--- Work instructions ---
Could you print all the entries exactly?

::: Exercise materials

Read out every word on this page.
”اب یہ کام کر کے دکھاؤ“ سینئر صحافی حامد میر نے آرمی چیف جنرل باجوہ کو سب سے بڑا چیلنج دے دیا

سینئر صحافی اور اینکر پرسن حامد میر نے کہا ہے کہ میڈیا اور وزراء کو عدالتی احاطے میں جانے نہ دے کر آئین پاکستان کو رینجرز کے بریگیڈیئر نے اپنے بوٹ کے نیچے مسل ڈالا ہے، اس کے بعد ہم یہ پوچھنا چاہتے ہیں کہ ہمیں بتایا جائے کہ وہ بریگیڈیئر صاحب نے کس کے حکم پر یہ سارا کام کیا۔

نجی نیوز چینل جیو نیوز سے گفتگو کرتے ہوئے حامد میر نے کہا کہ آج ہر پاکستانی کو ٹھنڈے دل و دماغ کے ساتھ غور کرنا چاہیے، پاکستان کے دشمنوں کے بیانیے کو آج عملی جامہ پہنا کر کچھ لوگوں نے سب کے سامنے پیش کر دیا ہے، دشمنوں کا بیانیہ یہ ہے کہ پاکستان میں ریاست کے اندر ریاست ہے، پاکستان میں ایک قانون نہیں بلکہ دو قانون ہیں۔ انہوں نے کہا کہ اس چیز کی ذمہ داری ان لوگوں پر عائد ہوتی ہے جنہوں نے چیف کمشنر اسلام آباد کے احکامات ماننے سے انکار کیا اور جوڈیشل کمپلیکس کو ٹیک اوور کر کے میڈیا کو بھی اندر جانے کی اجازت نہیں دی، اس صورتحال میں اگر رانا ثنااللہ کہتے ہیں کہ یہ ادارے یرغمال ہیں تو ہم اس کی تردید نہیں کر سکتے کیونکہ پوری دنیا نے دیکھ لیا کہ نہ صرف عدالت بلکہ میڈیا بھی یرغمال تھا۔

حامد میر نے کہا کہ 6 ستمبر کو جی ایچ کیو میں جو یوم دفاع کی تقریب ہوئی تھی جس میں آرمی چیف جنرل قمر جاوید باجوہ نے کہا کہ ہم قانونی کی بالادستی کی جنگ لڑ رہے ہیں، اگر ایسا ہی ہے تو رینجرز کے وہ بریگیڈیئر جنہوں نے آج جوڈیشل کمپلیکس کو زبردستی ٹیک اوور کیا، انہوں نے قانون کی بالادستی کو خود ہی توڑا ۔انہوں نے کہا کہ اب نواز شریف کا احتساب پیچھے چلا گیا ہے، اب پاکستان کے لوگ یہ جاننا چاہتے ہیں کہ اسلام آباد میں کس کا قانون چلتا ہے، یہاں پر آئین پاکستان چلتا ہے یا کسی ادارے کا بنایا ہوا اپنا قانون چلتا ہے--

::::::

--- Reply to the exercise ---
Read out every word on this page.
”اب یہ کام کر کے دکھاؤ“ سینئر صحافی حامد میر نے آرمی چیف جنرل باجوہ کو سب سے بڑا چیلنج دے دیا

سینئر صحافی اور اینکر پرسن حامد میر نے کہا ہے کہ میڈیا اور وزراء کو عدالتی احاطے میں جانے نہ دے کر آئین پاکستان کو رینجرز کے بریگیڈیئر نے اپنے بوٹ کے نیچے مسل ڈالا ہے، اس کے بعد ہم یہ پوچھنا چاہتے ہیں کہ ہمیں بتایا جائے کہ وہ بریگیڈیئر صاحب نے کس کے حکم پر یہ سارا کام کیا۔

نجی نیوز چینل جیو نیوز سے گفتگو کرتے ہوئے حامد میر نے کہا کہ آج ہر پاکستانی کو ٹھنڈے دل و دماغ کے ساتھ غور کرنا چاہیے، پاکستان کے دشمنوں کے بیانیے کو آج عملی جامہ پہنا کر کچھ لوگوں نے سب کے سامنے پیش کر دیا ہے، دشمنوں کا بیانیہ یہ ہے کہ پاکستان میں ریاست کے اندر ریاست ہے، پاکستان میں ایک قانون نہیں بلکہ دو قانون ہیں۔ انہوں نے کہا کہ اس چیز کی ذمہ داری ان لوگوں پر عائد ہوتی ہے جنہوں نے چیف کمشنر اسلام آباد کے احکامات ماننے سے انکار کیا اور جوڈیشل کمپلیکس کو ٹیک اوور کر کے میڈیا کو بھی اندر جانے کی اجازت نہیں دی، اس صورتحال میں اگر رانا ثنااللہ کہتے ہیں کہ یہ ادارے یرغمال ہیں تو ہم اس کی تردید نہیں کر سکتے کیونکہ پوری دنیا نے دیکھ لیا کہ نہ صرف عدالت بلکہ میڈیا بھی یرغمال تھا۔

حامد میر نے کہا کہ 6 ستمبر کو جی ایچ کیو میں جو یوم دفاع کی تقریب ہوئی تھی جس میں آرمی چیف جنرل قمر جاوید باجوہ نے کہا کہ ہم قانونی کی بالادستی کی جنگ لڑ رہے ہیں، اگر ایسا ہی ہے تو رینجرز کے وہ بریگیڈیئر جنہوں نے آج جوڈیشل کمپلیکس کو زبردستی ٹیک اوور کیا، انہوں نے قانون کی بالادستی کو خود ہی توڑا ۔انہوں نے کہا کہ اب نواز شریف کا احتساب پیچھے چلا گیا ہے، اب پاکستان کے لوگ یہ جاننا چاہتے ہیں کہ اسلام آباد میں کس کا قانون چلتا ہے، یہاں پر آئین پاکستان چلتا ہے یا کسی ادارے کا بنایا ہوا اپنا قانون چلتا ہے--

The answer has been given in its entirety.